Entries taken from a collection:

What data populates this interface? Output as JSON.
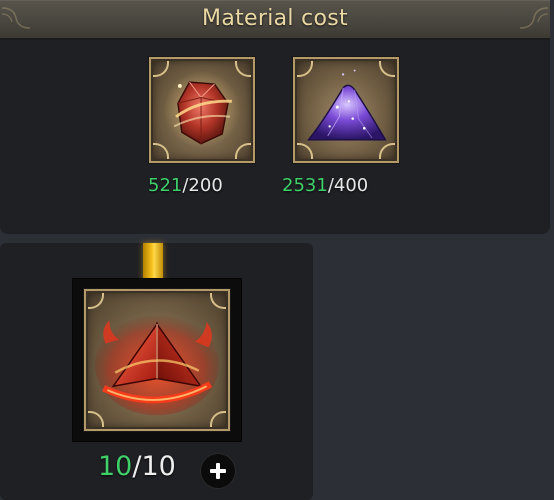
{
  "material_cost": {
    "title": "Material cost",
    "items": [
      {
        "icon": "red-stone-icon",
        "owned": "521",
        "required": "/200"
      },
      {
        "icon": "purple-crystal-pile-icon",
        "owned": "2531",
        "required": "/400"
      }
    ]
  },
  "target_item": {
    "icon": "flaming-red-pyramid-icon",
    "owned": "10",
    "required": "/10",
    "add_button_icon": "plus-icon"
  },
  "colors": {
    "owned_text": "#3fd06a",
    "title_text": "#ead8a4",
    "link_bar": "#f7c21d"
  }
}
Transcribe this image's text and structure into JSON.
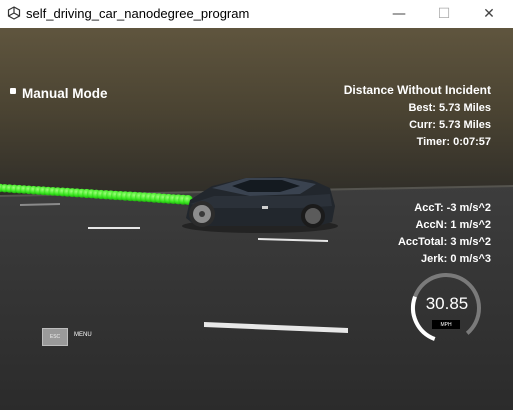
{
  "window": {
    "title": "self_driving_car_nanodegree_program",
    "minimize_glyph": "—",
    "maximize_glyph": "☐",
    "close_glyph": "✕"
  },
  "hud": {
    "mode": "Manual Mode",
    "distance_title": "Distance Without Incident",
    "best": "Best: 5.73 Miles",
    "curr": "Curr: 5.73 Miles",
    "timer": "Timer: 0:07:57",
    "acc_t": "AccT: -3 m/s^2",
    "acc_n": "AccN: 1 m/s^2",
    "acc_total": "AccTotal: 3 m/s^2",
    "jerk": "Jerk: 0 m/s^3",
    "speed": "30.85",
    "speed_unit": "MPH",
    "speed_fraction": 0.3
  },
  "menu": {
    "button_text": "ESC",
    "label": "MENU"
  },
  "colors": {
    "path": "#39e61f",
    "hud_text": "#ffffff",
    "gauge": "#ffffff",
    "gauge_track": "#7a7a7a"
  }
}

_Goal:_
Repeat the listing in full and exactly. Do not include any images.

_Answer to this exercise:_
What data populates this interface? Output as JSON.
{
  "material_cost": {
    "title": "Material cost",
    "items": [
      {
        "icon": "red-stone-icon",
        "owned": "521",
        "required": "/200"
      },
      {
        "icon": "purple-crystal-pile-icon",
        "owned": "2531",
        "required": "/400"
      }
    ]
  },
  "target_item": {
    "icon": "flaming-red-pyramid-icon",
    "owned": "10",
    "required": "/10",
    "add_button_icon": "plus-icon"
  },
  "colors": {
    "owned_text": "#3fd06a",
    "title_text": "#ead8a4",
    "link_bar": "#f7c21d"
  }
}
Transcribe this image's text and structure into JSON.
{
  "window": {
    "title": "self_driving_car_nanodegree_program",
    "minimize_glyph": "—",
    "maximize_glyph": "☐",
    "close_glyph": "✕"
  },
  "hud": {
    "mode": "Manual Mode",
    "distance_title": "Distance Without Incident",
    "best": "Best: 5.73 Miles",
    "curr": "Curr: 5.73 Miles",
    "timer": "Timer: 0:07:57",
    "acc_t": "AccT: -3 m/s^2",
    "acc_n": "AccN: 1 m/s^2",
    "acc_total": "AccTotal: 3 m/s^2",
    "jerk": "Jerk: 0 m/s^3",
    "speed": "30.85",
    "speed_unit": "MPH",
    "speed_fraction": 0.3
  },
  "menu": {
    "button_text": "ESC",
    "label": "MENU"
  },
  "colors": {
    "path": "#39e61f",
    "hud_text": "#ffffff",
    "gauge": "#ffffff",
    "gauge_track": "#7a7a7a"
  }
}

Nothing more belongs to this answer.